What the exercise asks
In the listing, starting at the line that contains "clock-icon bbox=[165, 256, 223, 314]" and ending at the line that contains "all-day-toggle[interactable] bbox=[1306, 241, 1450, 329]", rename "calendar-chip" to "calendar-tab" and leave everything else unchanged. Give back only those lines.

** Start Input **

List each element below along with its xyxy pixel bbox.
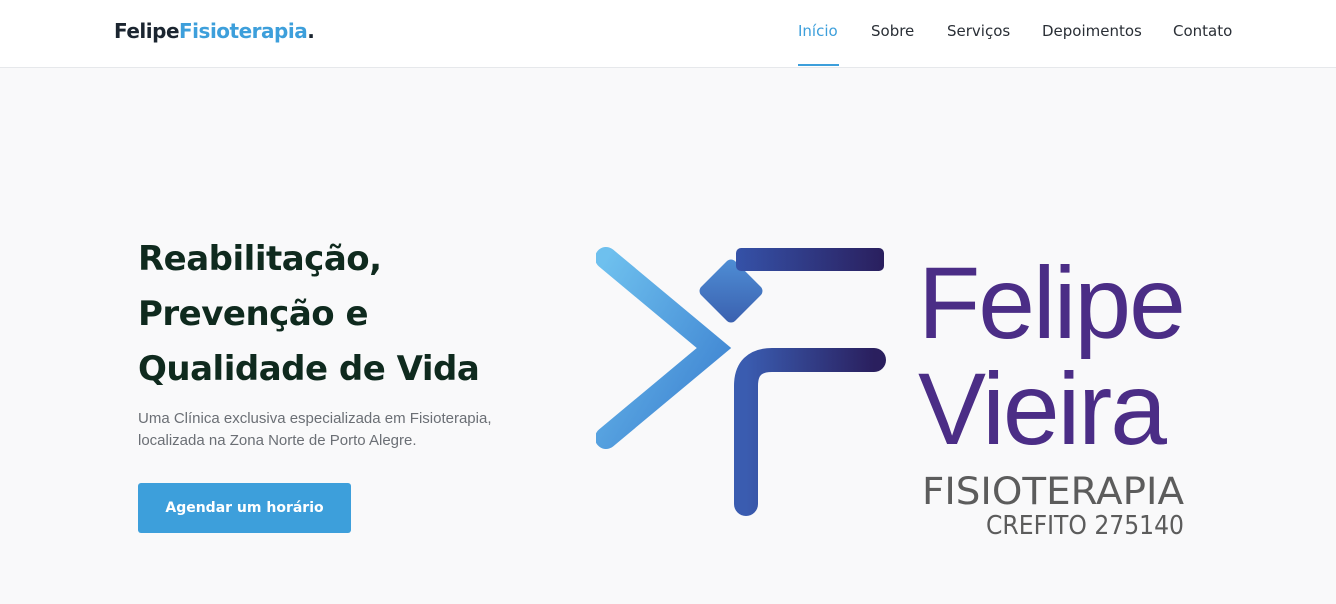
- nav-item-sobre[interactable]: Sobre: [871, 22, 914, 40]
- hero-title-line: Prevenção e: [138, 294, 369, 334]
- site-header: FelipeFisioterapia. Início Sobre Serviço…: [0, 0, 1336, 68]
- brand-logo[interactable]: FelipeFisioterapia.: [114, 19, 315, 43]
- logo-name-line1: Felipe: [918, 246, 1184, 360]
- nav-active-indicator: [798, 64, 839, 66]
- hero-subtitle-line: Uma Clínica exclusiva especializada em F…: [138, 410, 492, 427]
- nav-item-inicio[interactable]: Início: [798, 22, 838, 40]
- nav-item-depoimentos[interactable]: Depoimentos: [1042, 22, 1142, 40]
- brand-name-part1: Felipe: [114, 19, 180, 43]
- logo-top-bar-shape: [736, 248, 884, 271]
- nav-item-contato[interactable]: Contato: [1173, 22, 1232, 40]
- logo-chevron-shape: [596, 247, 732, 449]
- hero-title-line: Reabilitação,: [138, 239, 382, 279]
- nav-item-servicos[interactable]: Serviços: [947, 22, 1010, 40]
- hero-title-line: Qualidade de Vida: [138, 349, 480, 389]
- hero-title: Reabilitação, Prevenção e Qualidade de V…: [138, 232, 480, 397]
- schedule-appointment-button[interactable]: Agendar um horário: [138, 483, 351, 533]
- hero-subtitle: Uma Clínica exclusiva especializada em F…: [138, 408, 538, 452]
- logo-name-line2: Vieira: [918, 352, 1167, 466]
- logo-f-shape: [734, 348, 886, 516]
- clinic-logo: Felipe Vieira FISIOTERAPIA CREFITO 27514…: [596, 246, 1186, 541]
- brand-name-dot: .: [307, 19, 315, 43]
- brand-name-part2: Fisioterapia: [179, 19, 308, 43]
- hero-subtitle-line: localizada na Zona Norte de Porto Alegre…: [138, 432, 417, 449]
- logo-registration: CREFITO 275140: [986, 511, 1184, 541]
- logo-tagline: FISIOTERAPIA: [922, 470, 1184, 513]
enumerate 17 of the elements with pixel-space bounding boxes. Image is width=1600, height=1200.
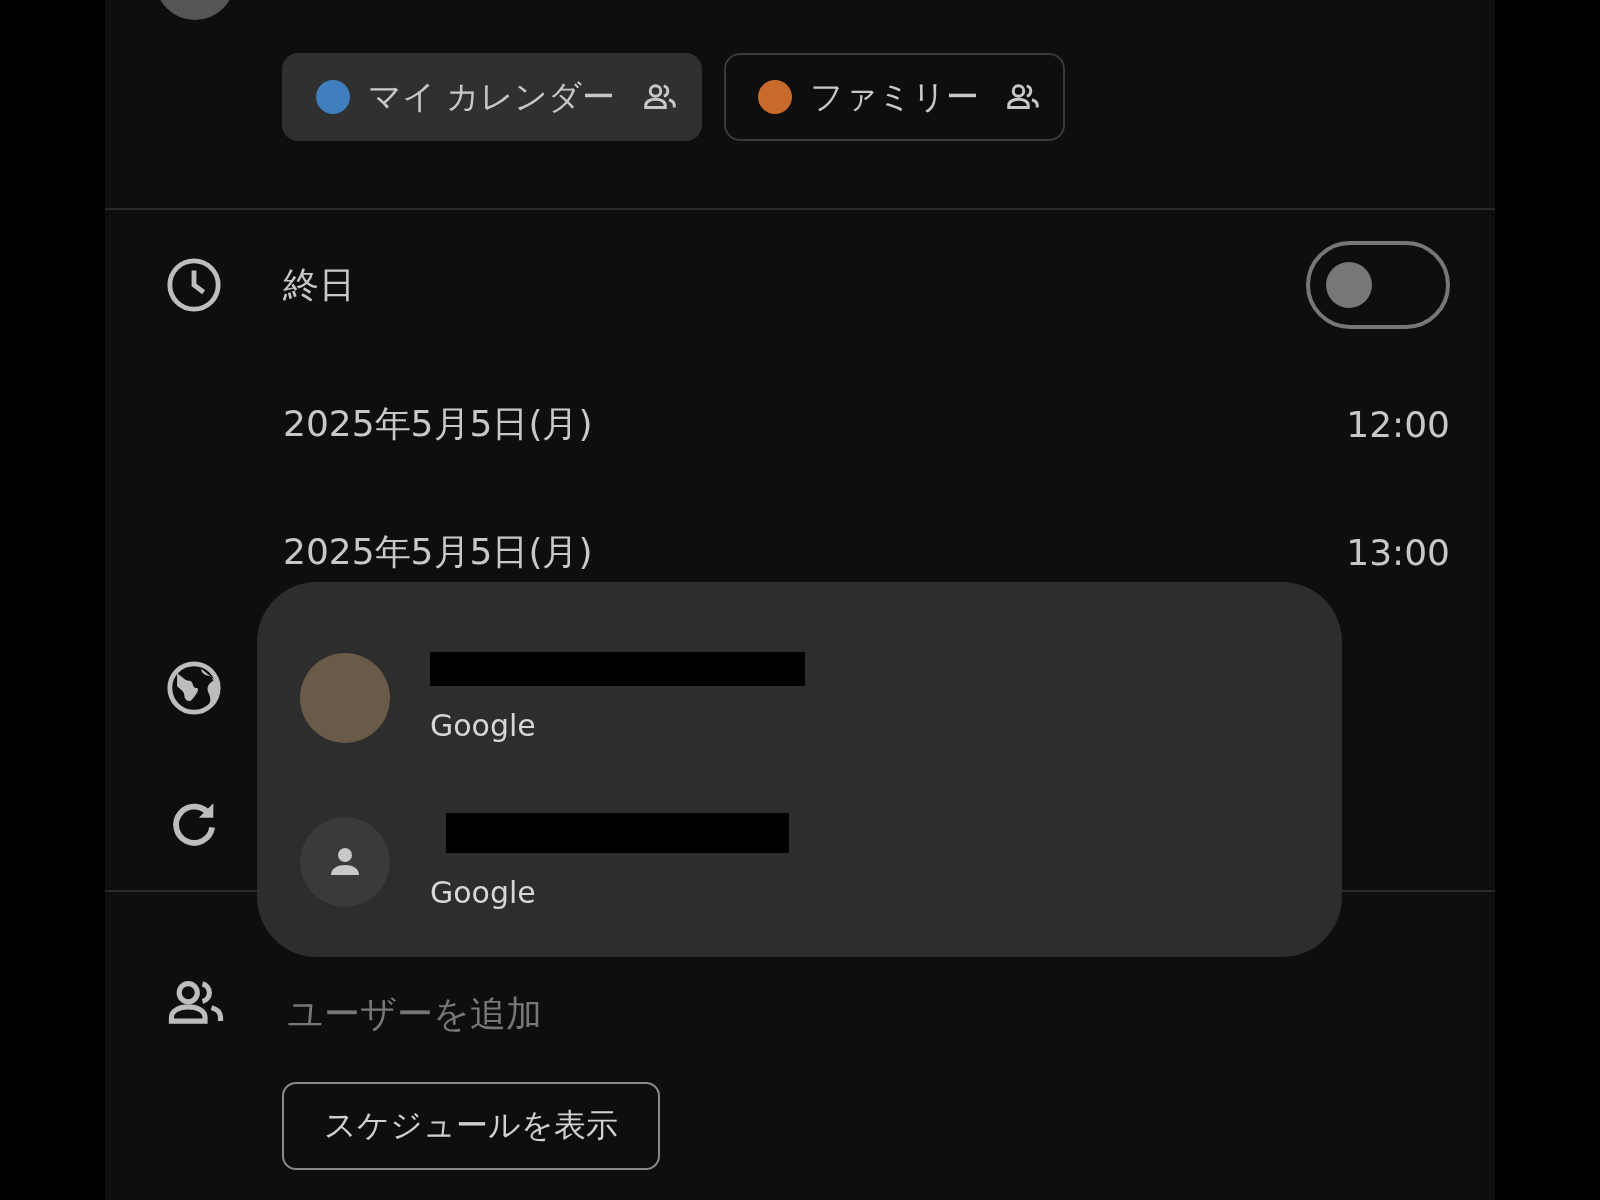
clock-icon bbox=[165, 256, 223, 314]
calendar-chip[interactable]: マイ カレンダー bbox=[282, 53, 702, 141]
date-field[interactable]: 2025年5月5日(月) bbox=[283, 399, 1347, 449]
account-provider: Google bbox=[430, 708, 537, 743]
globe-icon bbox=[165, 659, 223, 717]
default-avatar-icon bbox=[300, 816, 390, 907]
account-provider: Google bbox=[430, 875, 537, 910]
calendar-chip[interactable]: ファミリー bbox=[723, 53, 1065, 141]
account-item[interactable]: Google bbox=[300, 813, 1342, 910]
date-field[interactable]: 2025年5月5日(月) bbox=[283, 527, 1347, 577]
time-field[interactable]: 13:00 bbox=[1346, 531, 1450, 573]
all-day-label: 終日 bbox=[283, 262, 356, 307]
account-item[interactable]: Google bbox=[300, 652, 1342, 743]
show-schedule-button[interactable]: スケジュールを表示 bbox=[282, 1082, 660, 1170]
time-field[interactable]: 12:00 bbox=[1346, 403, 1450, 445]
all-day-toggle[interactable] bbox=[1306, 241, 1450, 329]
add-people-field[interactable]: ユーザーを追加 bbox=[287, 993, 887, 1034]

** End Input **

Complete response
clock-icon bbox=[165, 256, 223, 314]
calendar-tab[interactable]: マイ カレンダー bbox=[282, 53, 702, 141]
date-field[interactable]: 2025年5月5日(月) bbox=[283, 399, 1347, 449]
account-provider: Google bbox=[430, 708, 537, 743]
globe-icon bbox=[165, 659, 223, 717]
default-avatar-icon bbox=[300, 816, 390, 907]
account-provider: Google bbox=[430, 875, 537, 910]
calendar-tab[interactable]: ファミリー bbox=[723, 53, 1065, 141]
account-item[interactable]: Google bbox=[300, 813, 1342, 910]
date-field[interactable]: 2025年5月5日(月) bbox=[283, 527, 1347, 577]
time-field[interactable]: 13:00 bbox=[1346, 531, 1450, 573]
all-day-label: 終日 bbox=[283, 262, 356, 307]
account-item[interactable]: Google bbox=[300, 652, 1342, 743]
show-schedule-button[interactable]: スケジュールを表示 bbox=[282, 1082, 660, 1170]
time-field[interactable]: 12:00 bbox=[1346, 403, 1450, 445]
all-day-toggle[interactable] bbox=[1306, 241, 1450, 329]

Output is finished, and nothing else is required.